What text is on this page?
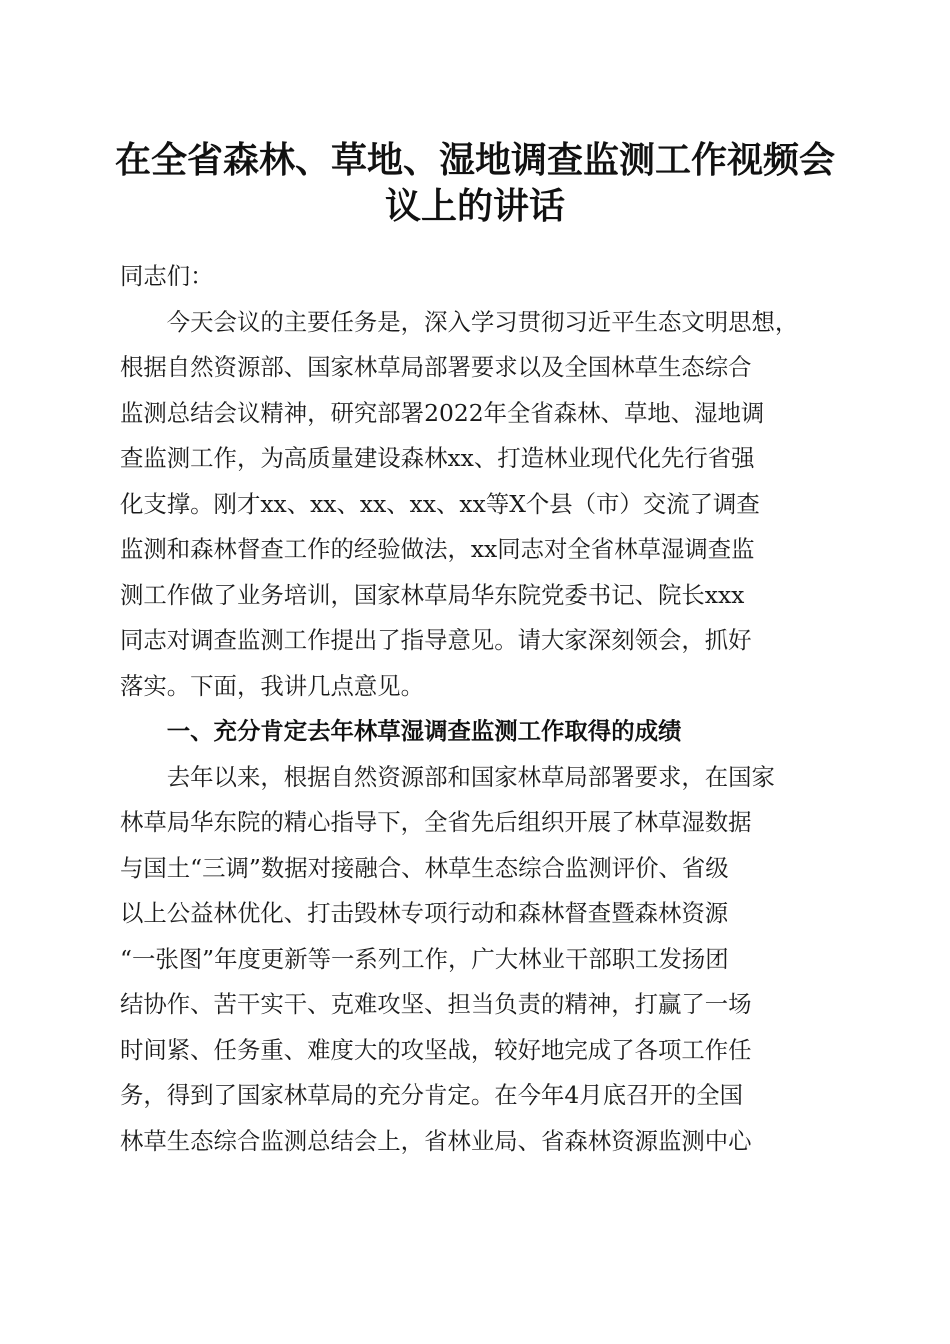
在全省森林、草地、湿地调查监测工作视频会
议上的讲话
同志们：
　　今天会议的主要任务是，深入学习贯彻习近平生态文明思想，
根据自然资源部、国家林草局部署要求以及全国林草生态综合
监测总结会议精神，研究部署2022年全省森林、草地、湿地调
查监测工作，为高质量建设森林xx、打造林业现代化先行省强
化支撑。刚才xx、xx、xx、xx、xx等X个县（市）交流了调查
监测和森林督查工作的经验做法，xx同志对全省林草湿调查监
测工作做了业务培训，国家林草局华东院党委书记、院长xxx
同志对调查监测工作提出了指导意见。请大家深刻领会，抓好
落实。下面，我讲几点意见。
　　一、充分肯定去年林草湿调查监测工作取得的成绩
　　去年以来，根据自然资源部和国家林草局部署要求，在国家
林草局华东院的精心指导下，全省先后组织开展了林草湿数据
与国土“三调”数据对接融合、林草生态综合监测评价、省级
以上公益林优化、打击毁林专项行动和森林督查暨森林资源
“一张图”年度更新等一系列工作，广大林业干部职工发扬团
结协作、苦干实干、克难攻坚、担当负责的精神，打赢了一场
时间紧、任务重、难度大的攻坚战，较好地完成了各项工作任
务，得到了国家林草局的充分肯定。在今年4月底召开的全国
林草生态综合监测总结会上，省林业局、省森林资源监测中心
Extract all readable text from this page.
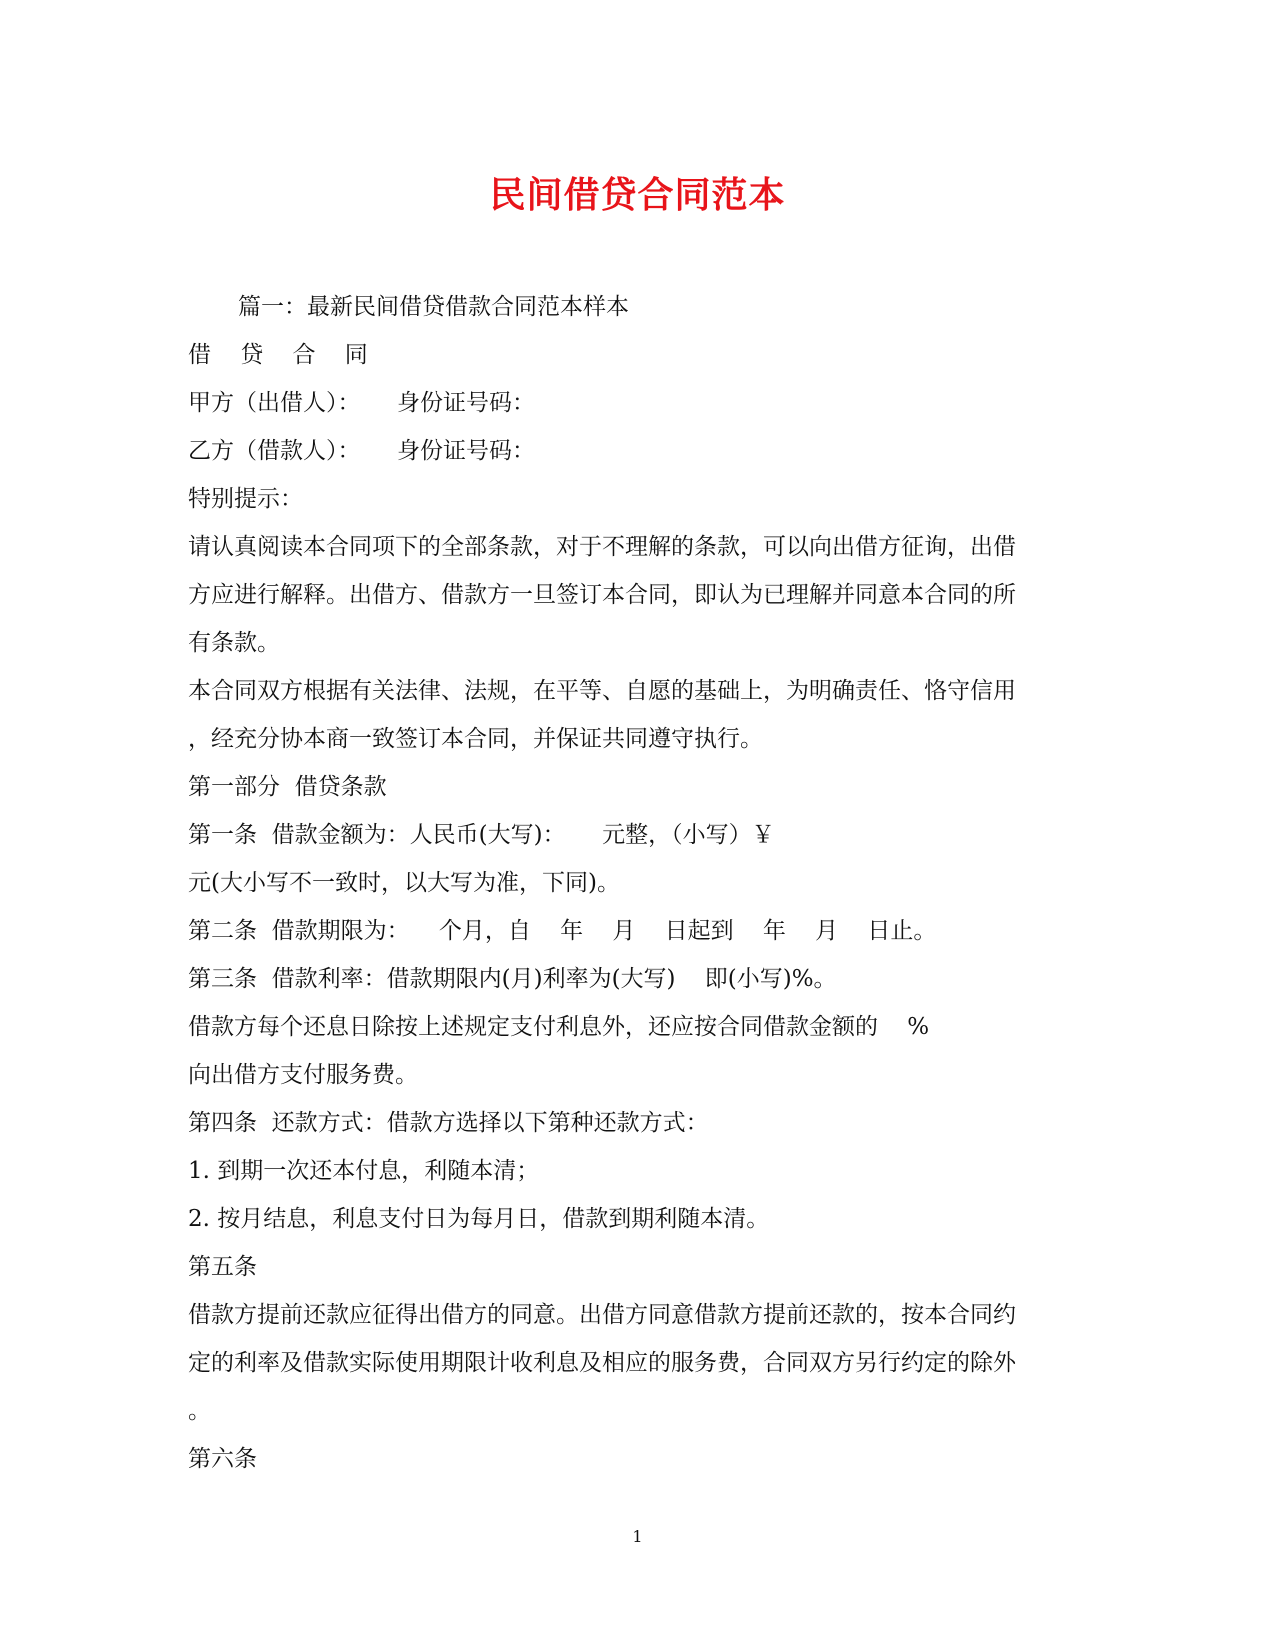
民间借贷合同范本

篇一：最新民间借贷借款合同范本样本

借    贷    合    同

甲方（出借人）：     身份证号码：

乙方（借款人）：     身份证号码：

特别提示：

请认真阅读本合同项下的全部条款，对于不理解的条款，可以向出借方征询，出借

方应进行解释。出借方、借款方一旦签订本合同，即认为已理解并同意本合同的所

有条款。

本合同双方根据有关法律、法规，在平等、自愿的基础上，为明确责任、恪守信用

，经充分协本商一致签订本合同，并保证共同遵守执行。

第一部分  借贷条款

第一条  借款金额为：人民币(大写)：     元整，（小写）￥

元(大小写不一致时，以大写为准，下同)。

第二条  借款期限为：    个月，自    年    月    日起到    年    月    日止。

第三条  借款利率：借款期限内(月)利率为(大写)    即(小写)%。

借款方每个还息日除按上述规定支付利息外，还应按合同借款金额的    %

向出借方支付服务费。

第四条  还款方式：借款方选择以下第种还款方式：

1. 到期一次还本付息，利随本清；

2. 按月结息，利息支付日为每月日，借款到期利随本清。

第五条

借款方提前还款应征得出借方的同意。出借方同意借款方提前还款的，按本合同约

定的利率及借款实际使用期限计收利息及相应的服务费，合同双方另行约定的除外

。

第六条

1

▶ What needs to be done
Search the records for the word "text", then list every line that has it.

▶ Full response
What text is on this page?
Extract all readable text from this page.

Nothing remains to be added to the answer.